▶ Task details: Gather each line of the records where "результат" appears.

▶ Records provided:
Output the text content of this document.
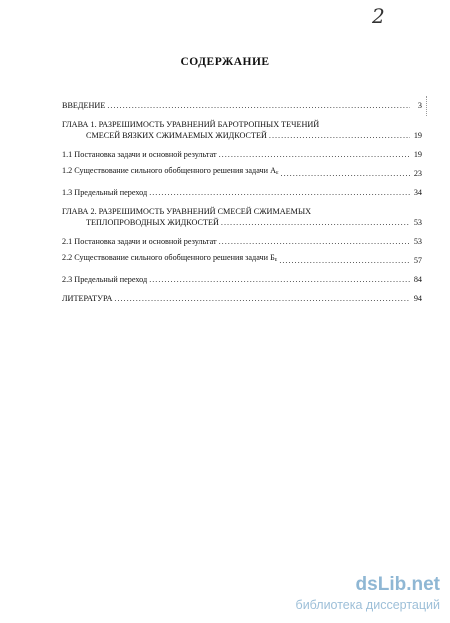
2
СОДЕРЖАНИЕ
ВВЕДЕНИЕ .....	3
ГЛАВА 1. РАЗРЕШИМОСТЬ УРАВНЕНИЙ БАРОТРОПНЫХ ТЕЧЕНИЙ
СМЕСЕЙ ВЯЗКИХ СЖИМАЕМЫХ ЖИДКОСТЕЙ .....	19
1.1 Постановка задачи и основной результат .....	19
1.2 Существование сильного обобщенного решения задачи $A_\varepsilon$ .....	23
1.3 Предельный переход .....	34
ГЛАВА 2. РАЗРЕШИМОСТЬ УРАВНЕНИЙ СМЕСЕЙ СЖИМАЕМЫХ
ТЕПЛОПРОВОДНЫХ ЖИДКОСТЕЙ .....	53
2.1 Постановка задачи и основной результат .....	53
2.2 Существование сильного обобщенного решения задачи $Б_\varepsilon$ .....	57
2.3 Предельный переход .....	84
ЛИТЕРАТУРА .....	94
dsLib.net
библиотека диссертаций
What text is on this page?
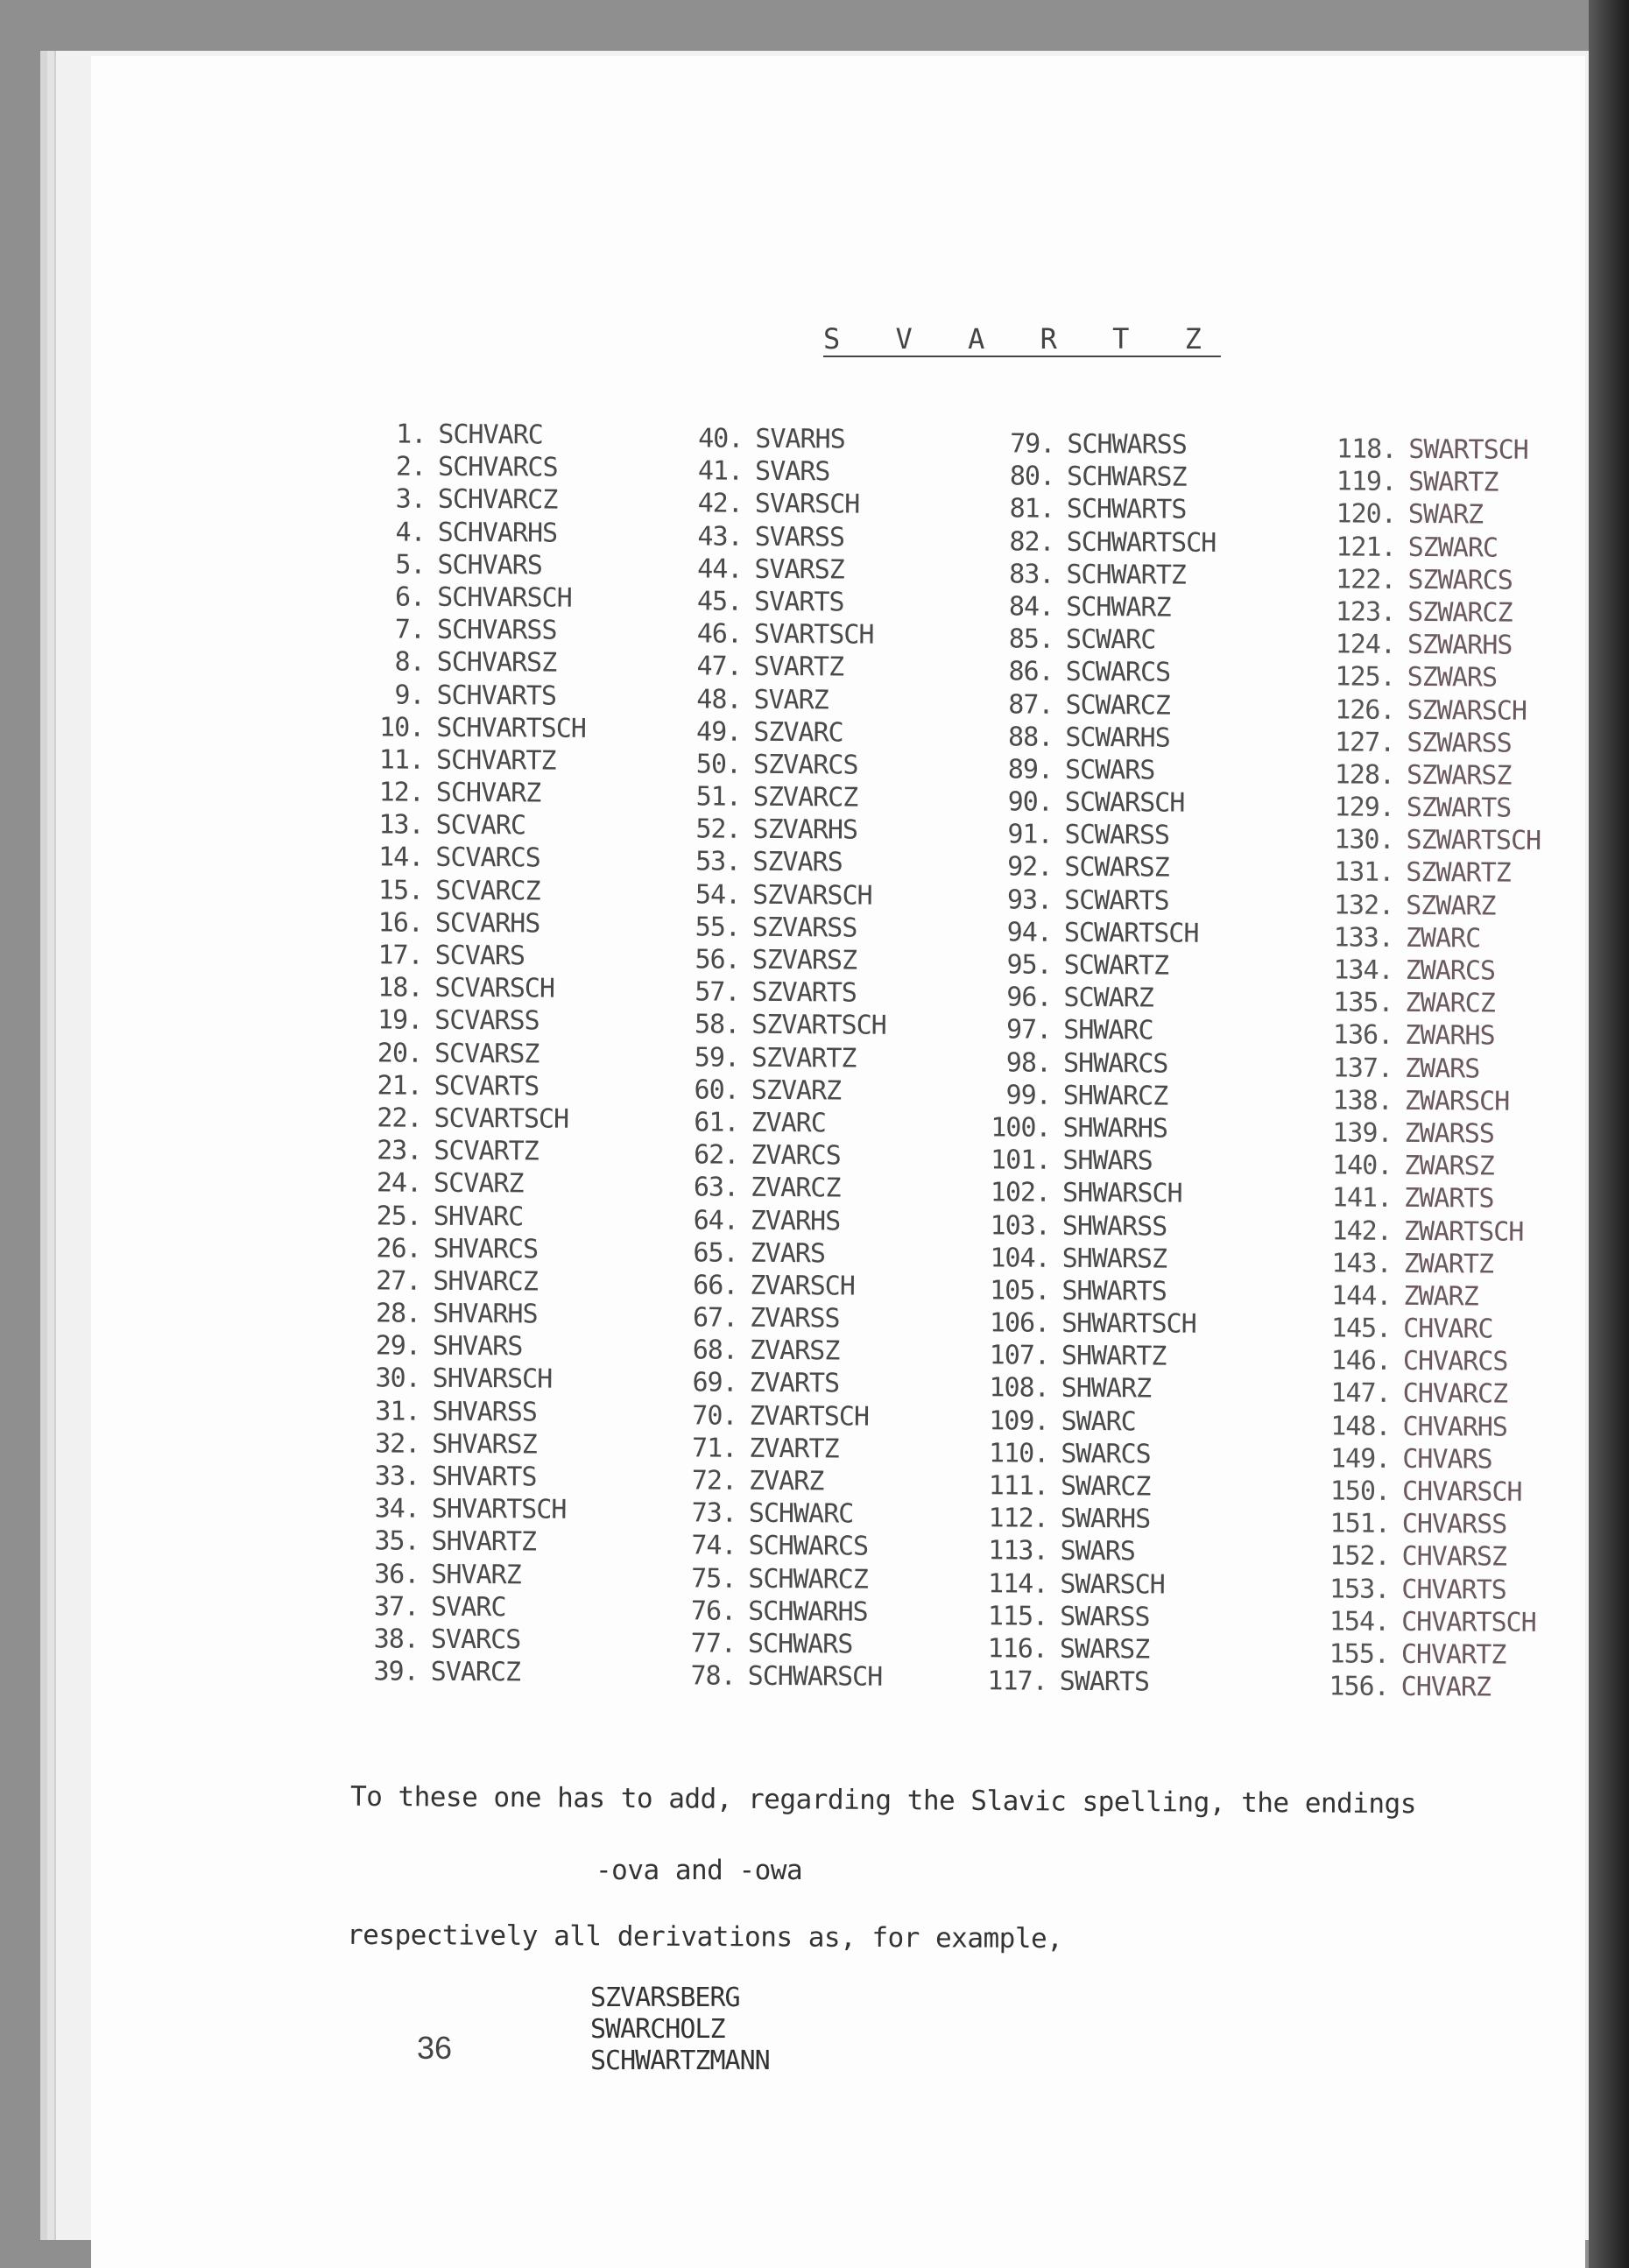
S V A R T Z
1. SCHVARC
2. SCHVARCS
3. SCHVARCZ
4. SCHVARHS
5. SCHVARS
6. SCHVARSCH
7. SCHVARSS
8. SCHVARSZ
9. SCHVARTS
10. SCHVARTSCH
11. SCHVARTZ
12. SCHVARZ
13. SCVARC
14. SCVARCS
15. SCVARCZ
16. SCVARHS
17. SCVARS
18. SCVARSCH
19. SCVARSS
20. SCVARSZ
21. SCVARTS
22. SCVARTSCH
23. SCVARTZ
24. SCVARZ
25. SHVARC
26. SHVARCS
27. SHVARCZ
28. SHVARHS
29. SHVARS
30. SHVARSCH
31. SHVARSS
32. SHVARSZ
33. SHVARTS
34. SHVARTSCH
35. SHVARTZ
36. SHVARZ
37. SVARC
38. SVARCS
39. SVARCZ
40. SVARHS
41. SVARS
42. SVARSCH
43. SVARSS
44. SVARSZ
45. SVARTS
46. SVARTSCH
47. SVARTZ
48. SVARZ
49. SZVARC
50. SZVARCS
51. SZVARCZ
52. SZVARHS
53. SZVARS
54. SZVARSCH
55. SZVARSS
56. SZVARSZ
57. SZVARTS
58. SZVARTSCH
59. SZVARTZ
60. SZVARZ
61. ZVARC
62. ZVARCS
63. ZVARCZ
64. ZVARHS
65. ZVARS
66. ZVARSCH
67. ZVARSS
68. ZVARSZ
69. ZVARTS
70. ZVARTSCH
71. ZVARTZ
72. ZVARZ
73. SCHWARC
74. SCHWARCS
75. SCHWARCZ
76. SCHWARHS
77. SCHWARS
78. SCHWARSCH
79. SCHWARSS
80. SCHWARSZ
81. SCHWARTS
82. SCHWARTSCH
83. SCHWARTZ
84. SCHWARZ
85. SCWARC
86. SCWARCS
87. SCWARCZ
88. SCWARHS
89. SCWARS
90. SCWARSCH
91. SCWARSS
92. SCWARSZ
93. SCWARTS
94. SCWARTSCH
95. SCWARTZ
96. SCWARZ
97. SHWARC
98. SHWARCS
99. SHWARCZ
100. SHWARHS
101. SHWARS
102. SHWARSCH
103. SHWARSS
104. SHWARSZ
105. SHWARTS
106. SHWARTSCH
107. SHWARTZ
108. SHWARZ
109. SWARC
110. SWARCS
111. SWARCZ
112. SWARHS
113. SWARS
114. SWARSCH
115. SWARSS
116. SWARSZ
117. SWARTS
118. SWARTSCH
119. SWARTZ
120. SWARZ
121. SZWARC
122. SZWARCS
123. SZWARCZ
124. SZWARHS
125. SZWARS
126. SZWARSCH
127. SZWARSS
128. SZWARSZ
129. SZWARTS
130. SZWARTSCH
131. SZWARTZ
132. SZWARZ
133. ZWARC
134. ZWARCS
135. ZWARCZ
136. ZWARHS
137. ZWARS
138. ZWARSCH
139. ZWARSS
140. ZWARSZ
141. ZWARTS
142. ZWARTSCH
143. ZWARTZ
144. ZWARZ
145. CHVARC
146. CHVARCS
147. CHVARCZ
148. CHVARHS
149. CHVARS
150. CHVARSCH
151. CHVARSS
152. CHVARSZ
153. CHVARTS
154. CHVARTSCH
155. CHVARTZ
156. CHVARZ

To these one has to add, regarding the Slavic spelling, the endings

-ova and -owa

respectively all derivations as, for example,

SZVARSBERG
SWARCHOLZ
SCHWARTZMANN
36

* * *

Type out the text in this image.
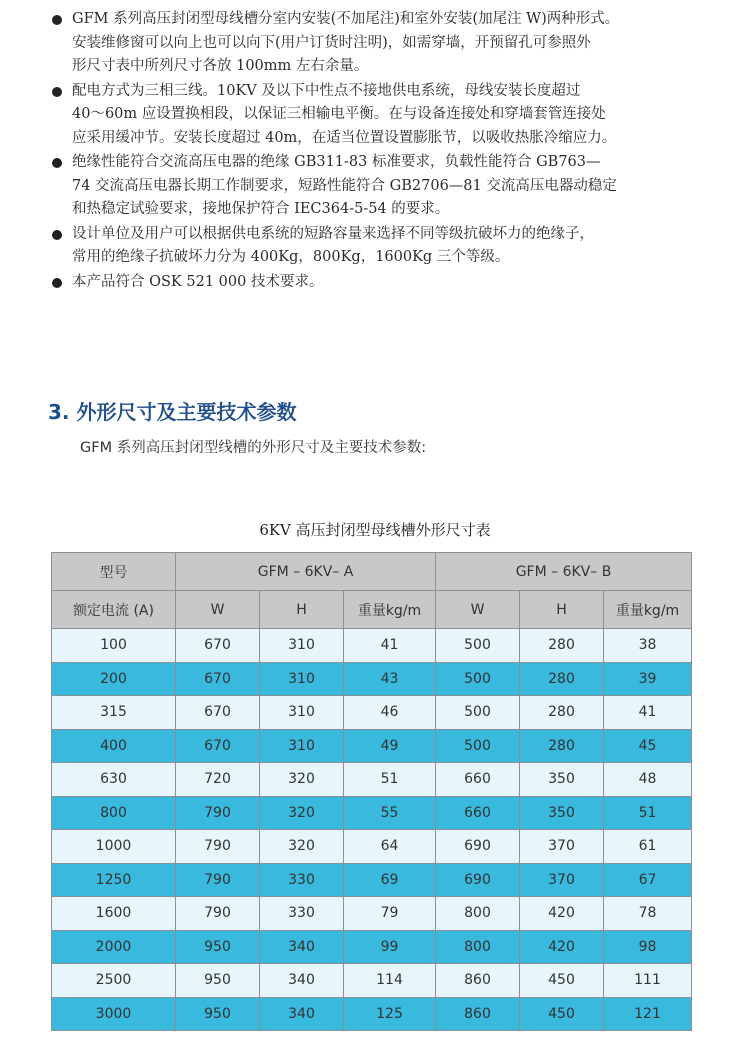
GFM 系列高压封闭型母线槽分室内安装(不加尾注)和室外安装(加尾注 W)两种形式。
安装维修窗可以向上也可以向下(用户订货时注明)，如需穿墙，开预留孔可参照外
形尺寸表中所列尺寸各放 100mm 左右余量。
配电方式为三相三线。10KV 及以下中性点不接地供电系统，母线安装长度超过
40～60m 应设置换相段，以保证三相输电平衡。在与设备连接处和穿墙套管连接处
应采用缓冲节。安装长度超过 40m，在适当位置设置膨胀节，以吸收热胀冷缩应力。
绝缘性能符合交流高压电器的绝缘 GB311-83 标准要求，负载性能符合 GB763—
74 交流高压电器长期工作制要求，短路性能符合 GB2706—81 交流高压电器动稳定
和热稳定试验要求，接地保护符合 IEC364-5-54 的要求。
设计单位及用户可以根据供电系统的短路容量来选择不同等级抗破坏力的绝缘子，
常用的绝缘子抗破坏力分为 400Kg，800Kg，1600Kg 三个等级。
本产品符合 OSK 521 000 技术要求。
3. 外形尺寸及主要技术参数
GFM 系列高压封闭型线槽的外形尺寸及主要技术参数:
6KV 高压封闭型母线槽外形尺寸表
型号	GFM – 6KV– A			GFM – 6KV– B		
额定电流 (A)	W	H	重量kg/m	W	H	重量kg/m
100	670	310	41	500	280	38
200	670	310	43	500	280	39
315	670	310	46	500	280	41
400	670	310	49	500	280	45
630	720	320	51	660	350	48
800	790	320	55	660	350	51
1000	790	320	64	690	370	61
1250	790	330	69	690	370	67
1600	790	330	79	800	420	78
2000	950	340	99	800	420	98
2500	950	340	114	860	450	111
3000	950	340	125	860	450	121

▶ Solution to the exercise:
1.1 Постановка задачи и основной результат .....	19
2.1 Постановка задачи и основной результат .....	53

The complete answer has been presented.